◆ EXCERPTED RECORDS ◆

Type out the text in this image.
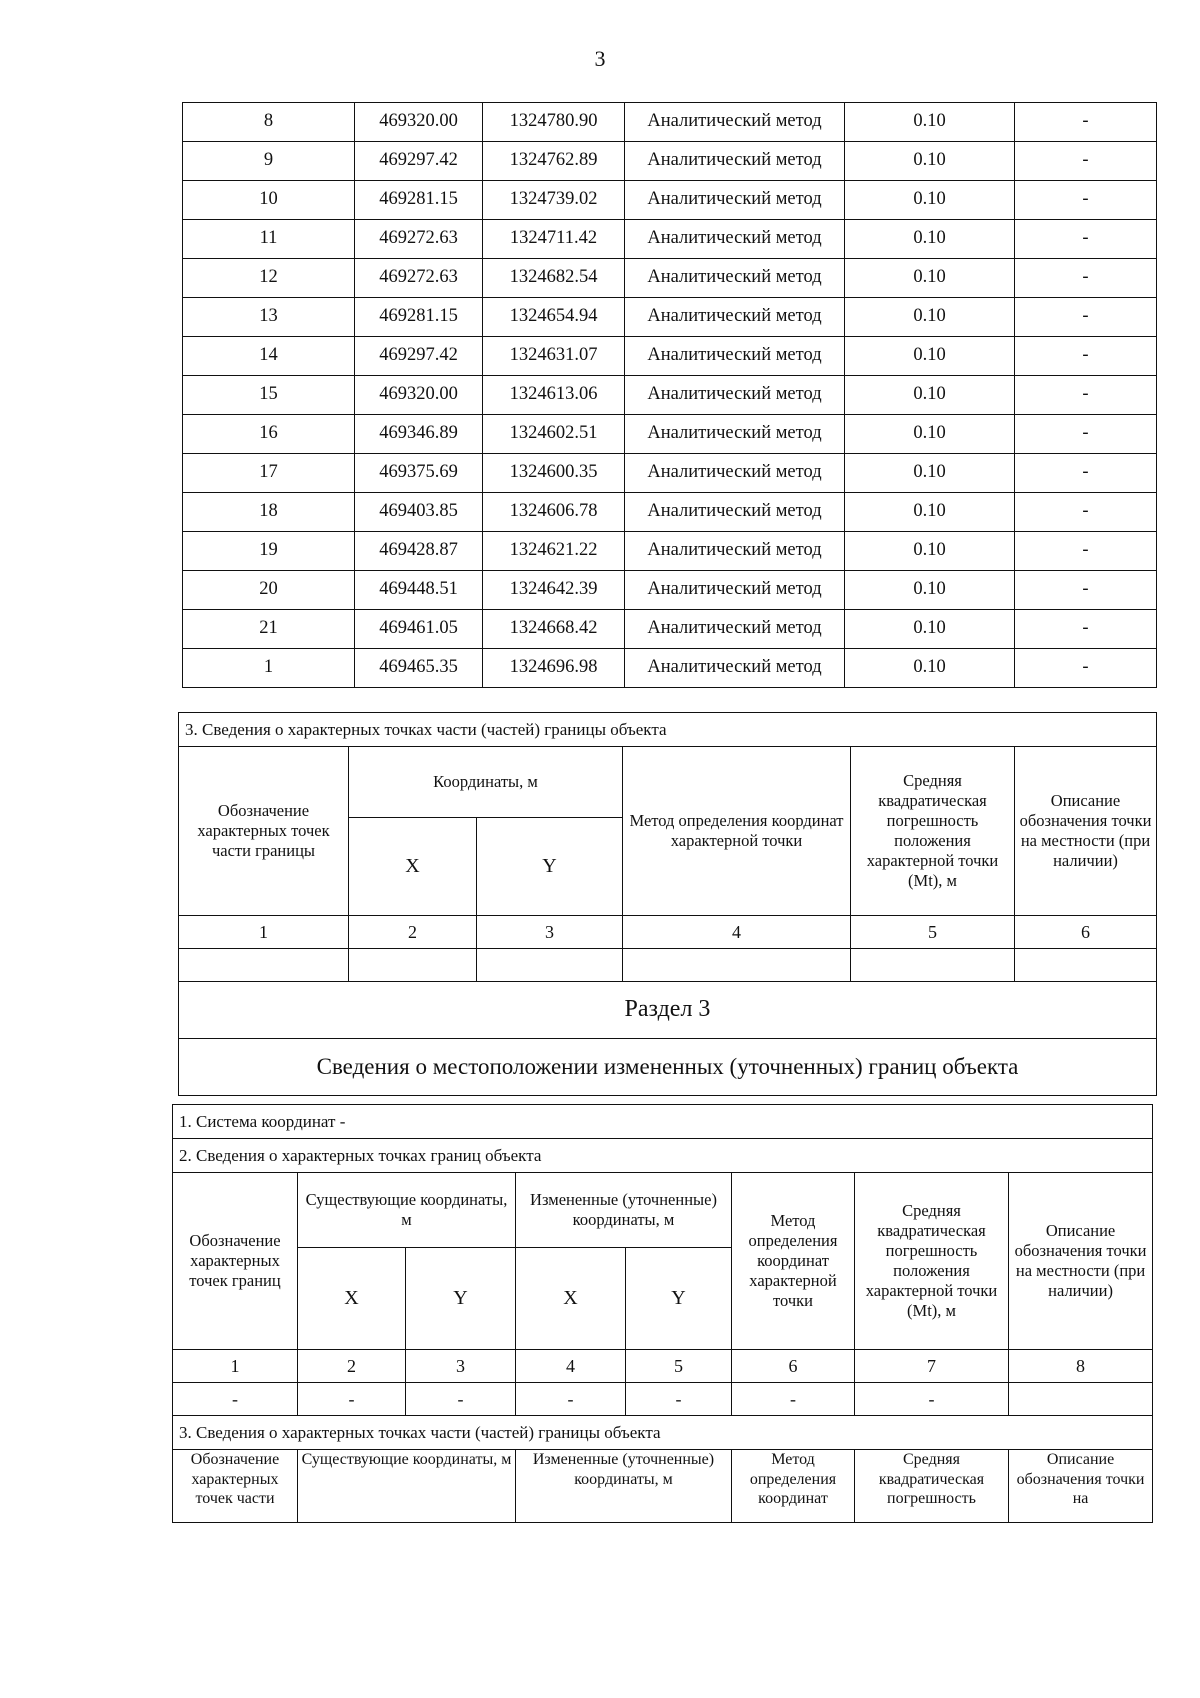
3
8	469320.00	1324780.90	Аналитический метод	0.10	-
9	469297.42	1324762.89	Аналитический метод	0.10	-
10	469281.15	1324739.02	Аналитический метод	0.10	-
11	469272.63	1324711.42	Аналитический метод	0.10	-
12	469272.63	1324682.54	Аналитический метод	0.10	-
13	469281.15	1324654.94	Аналитический метод	0.10	-
14	469297.42	1324631.07	Аналитический метод	0.10	-
15	469320.00	1324613.06	Аналитический метод	0.10	-
16	469346.89	1324602.51	Аналитический метод	0.10	-
17	469375.69	1324600.35	Аналитический метод	0.10	-
18	469403.85	1324606.78	Аналитический метод	0.10	-
19	469428.87	1324621.22	Аналитический метод	0.10	-
20	469448.51	1324642.39	Аналитический метод	0.10	-
21	469461.05	1324668.42	Аналитический метод	0.10	-
1	469465.35	1324696.98	Аналитический метод	0.10	-
3. Сведения о характерных точках части (частей) границы объекта					
Обозначение характерных точек части границы	Координаты, м		Метод определения координат характерной точки	Средняя квадратическая погрешность положения характерной точки (Mt), м	Описание обозначения точки на местности (при наличии)
	X	Y			
1	2	3	4	5	6

Раздел 3					
Сведения о местоположении измененных (уточненных) границ объекта					
1. Система координат -							
2. Сведения о характерных точках границ объекта							
Обозначение характерных точек границ	Существующие координаты, м		Измененные (уточненные) координаты, м		Метод определения координат характерной точки	Средняя квадратическая погрешность положения характерной точки (Mt), м	Описание обозначения точки на местности (при наличии)
	X	Y	X	Y			
1	2	3	4	5	6	7	8
-	-	-	-	-	-	-	
3. Сведения о характерных точках части (частей) границы объекта							
Обозначение характерных точек части	Существующие координаты, м		Измененные (уточненные) координаты, м		Метод определения координат	Средняя квадратическая погрешность	Описание обозначения точки на
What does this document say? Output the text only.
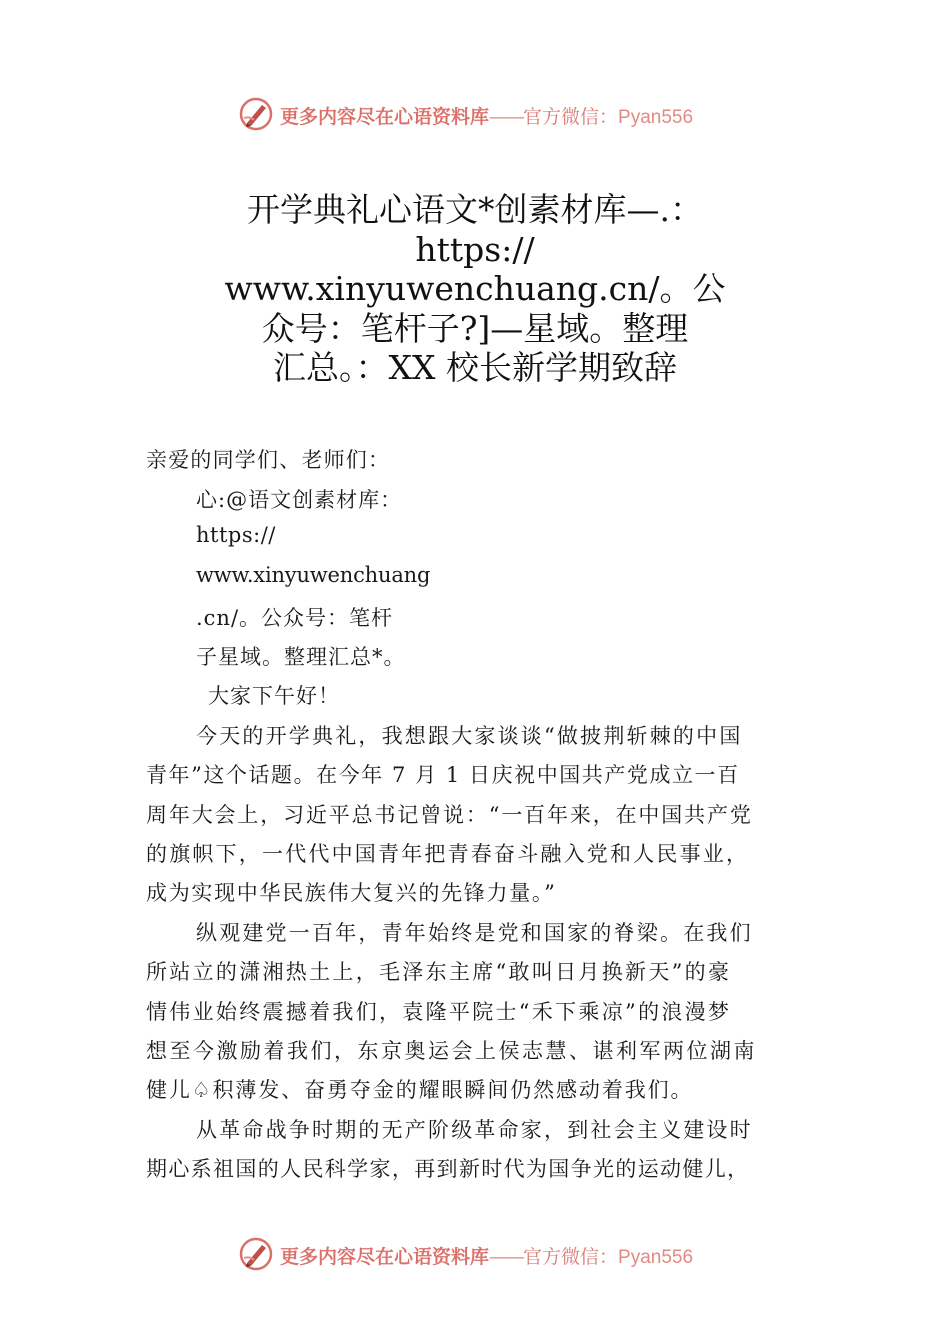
更多内容尽在心语资料库——官方微信：Pyan556
开学典礼心语文*创素材库—.：
https://
www.xinyuwenchuang.cn/。公
众号：笔杆子?]—星域。整理
汇总。：XX 校长新学期致辞
亲爱的同学们、老师们：
心:@语文创素材库：
https://
www.xinyuwenchuang
.cn/。公众号：笔杆
子星域。整理汇总*。
大家下午好！
今天的开学典礼，我想跟大家谈谈“做披荆斩棘的中国
青年”这个话题。在今年 7 月 1 日庆祝中国共产党成立一百
周年大会上，习近平总书记曾说：“一百年来，在中国共产党
的旗帜下，一代代中国青年把青春奋斗融入党和人民事业，
成为实现中华民族伟大复兴的先锋力量。”
纵观建党一百年，青年始终是党和国家的脊梁。在我们
所站立的潇湘热土上，毛泽东主席“敢叫日月换新天”的豪
情伟业始终震撼着我们，袁隆平院士“禾下乘凉”的浪漫梦
想至今激励着我们，东京奥运会上侯志慧、谌利军两位湖南
健儿♤积薄发、奋勇夺金的耀眼瞬间仍然感动着我们。
从革命战争时期的无产阶级革命家，到社会主义建设时
期心系祖国的人民科学家，再到新时代为国争光的运动健儿，
更多内容尽在心语资料库——官方微信：Pyan556
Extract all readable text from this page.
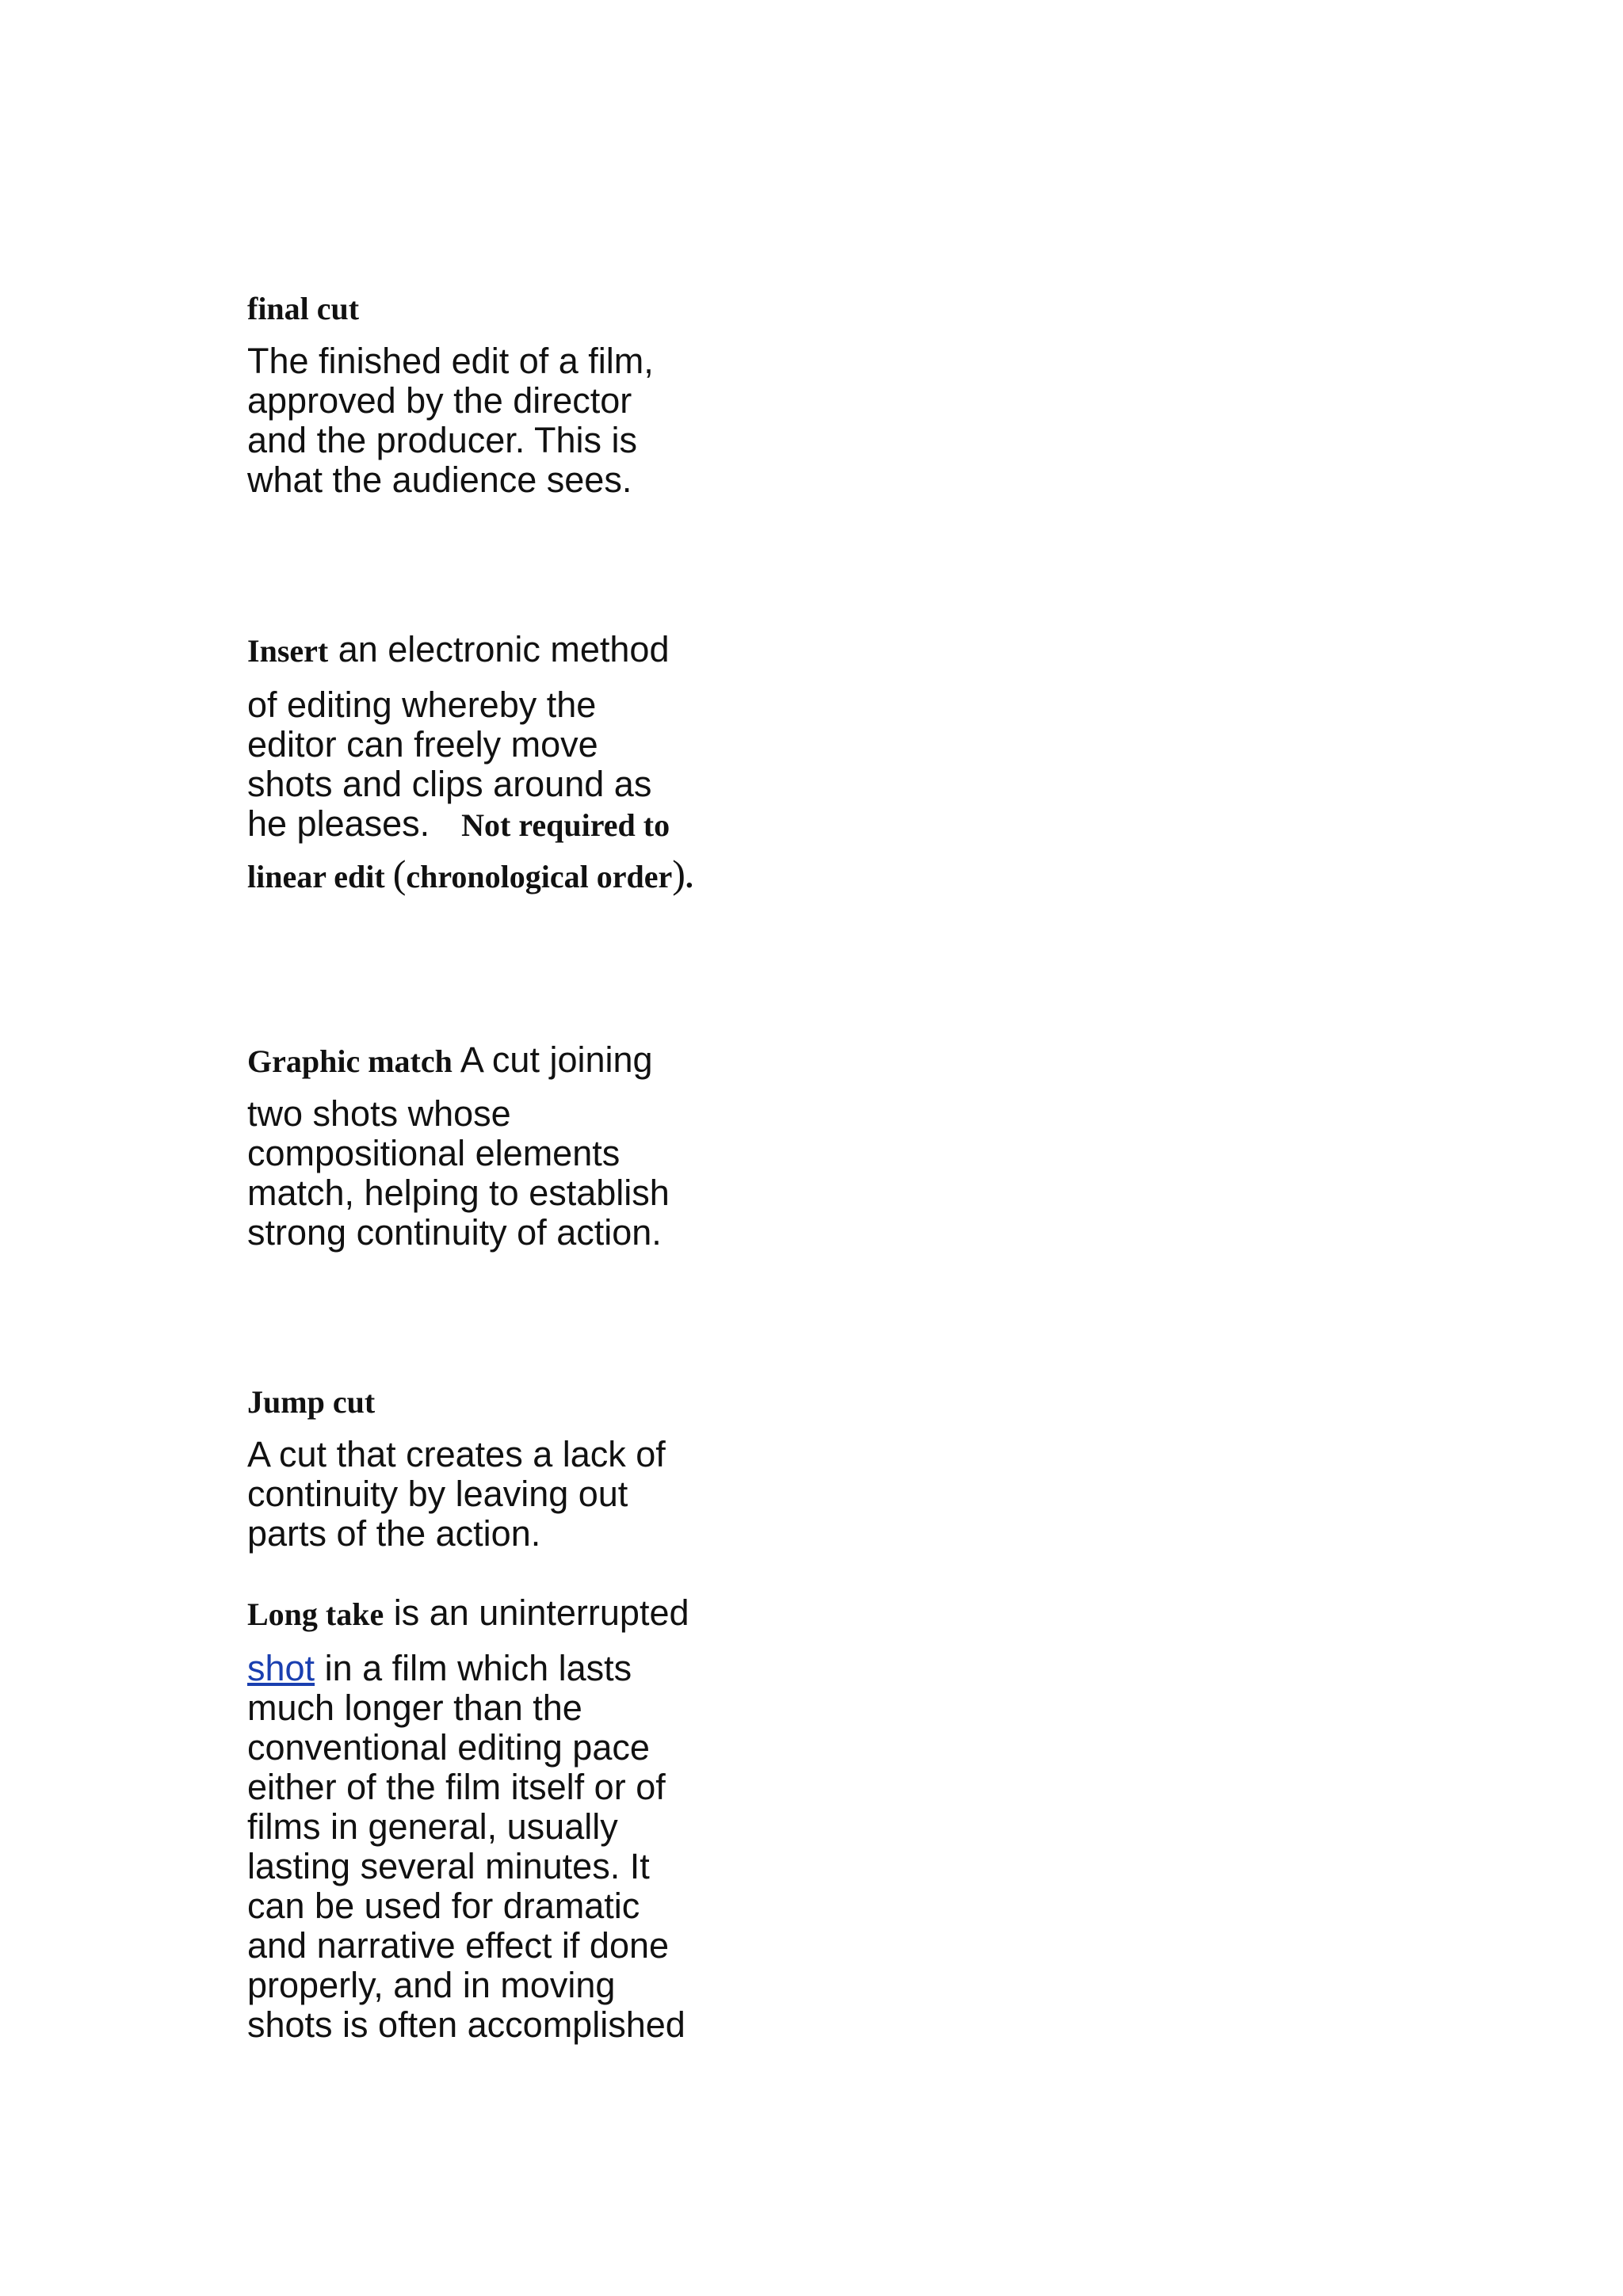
final cut
The finished edit of a film,
approved by the director
and the producer. This is
what the audience sees.
Insert an electronic method
of editing whereby the
editor can freely move
shots and clips around as
he pleases. Not required to
linear edit (chronological order).
Graphic match A cut joining
two shots whose
compositional elements
match, helping to establish
strong continuity of action.
Jump cut
A cut that creates a lack of
continuity by leaving out
parts of the action.
Long take is an uninterrupted
shot in a film which lasts
much longer than the
conventional editing pace
either of the film itself or of
films in general, usually
lasting several minutes. It
can be used for dramatic
and narrative effect if done
properly, and in moving
shots is often accomplished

◆ WORK INSTRUCTIONS ◆
Transcribe all of the entries word for word, but skip any pictures they contain.

◆ COMPLETED TASK ◆
Type out the text in this image.
3
8	469320.00	1324780.90	Аналитический метод	0.10	-
9	469297.42	1324762.89	Аналитический метод	0.10	-
10	469281.15	1324739.02	Аналитический метод	0.10	-
11	469272.63	1324711.42	Аналитический метод	0.10	-
12	469272.63	1324682.54	Аналитический метод	0.10	-
13	469281.15	1324654.94	Аналитический метод	0.10	-
14	469297.42	1324631.07	Аналитический метод	0.10	-
15	469320.00	1324613.06	Аналитический метод	0.10	-
16	469346.89	1324602.51	Аналитический метод	0.10	-
17	469375.69	1324600.35	Аналитический метод	0.10	-
18	469403.85	1324606.78	Аналитический метод	0.10	-
19	469428.87	1324621.22	Аналитический метод	0.10	-
20	469448.51	1324642.39	Аналитический метод	0.10	-
21	469461.05	1324668.42	Аналитический метод	0.10	-
1	469465.35	1324696.98	Аналитический метод	0.10	-
3. Сведения о характерных точках части (частей) границы объекта					
Обозначение характерных точек части границы	Координаты, м		Метод определения координат характерной точки	Средняя квадратическая погрешность положения характерной точки (Mt), м	Описание обозначения точки на местности (при наличии)
	X	Y			
1	2	3	4	5	6

Раздел 3					
Сведения о местоположении измененных (уточненных) границ объекта					
1. Система координат -							
2. Сведения о характерных точках границ объекта							
Обозначение характерных точек границ	Существующие координаты, м		Измененные (уточненные) координаты, м		Метод определения координат характерной точки	Средняя квадратическая погрешность положения характерной точки (Mt), м	Описание обозначения точки на местности (при наличии)
	X	Y	X	Y			
1	2	3	4	5	6	7	8
-	-	-	-	-	-	-	
3. Сведения о характерных точках части (частей) границы объекта							
Обозначение характерных точек части	Существующие координаты, м		Измененные (уточненные) координаты, м		Метод определения координат	Средняя квадратическая погрешность	Описание обозначения точки на
What does this document say? Output the text only.
更多内容尽在心语资料库——官方微信：Pyan556
开学典礼心语文*创素材库—.：
https://
www.xinyuwenchuang.cn/。公
众号：笔杆子?]—星域。整理
汇总。：XX 校长新学期致辞
亲爱的同学们、老师们：
心:@语文创素材库：
https://
www.xinyuwenchuang
.cn/。公众号：笔杆
子星域。整理汇总*。
大家下午好！
今天的开学典礼，我想跟大家谈谈“做披荆斩棘的中国
青年”这个话题。在今年 7 月 1 日庆祝中国共产党成立一百
周年大会上，习近平总书记曾说：“一百年来，在中国共产党
的旗帜下，一代代中国青年把青春奋斗融入党和人民事业，
成为实现中华民族伟大复兴的先锋力量。”
纵观建党一百年，青年始终是党和国家的脊梁。在我们
所站立的潇湘热土上，毛泽东主席“敢叫日月换新天”的豪
情伟业始终震撼着我们，袁隆平院士“禾下乘凉”的浪漫梦
想至今激励着我们，东京奥运会上侯志慧、谌利军两位湖南
健儿♤积薄发、奋勇夺金的耀眼瞬间仍然感动着我们。
从革命战争时期的无产阶级革命家，到社会主义建设时
期心系祖国的人民科学家，再到新时代为国争光的运动健儿，
更多内容尽在心语资料库——官方微信：Pyan556
Extract all readable text from this page.
final cut
The finished edit of a film,
approved by the director
and the producer. This is
what the audience sees.
Insert an electronic method
of editing whereby the
editor can freely move
shots and clips around as
he pleases. Not required to
linear edit (chronological order).
Graphic match A cut joining
two shots whose
compositional elements
match, helping to establish
strong continuity of action.
Jump cut
A cut that creates a lack of
continuity by leaving out
parts of the action.
Long take is an uninterrupted
shot in a film which lasts
much longer than the
conventional editing pace
either of the film itself or of
films in general, usually
lasting several minutes. It
can be used for dramatic
and narrative effect if done
properly, and in moving
shots is often accomplished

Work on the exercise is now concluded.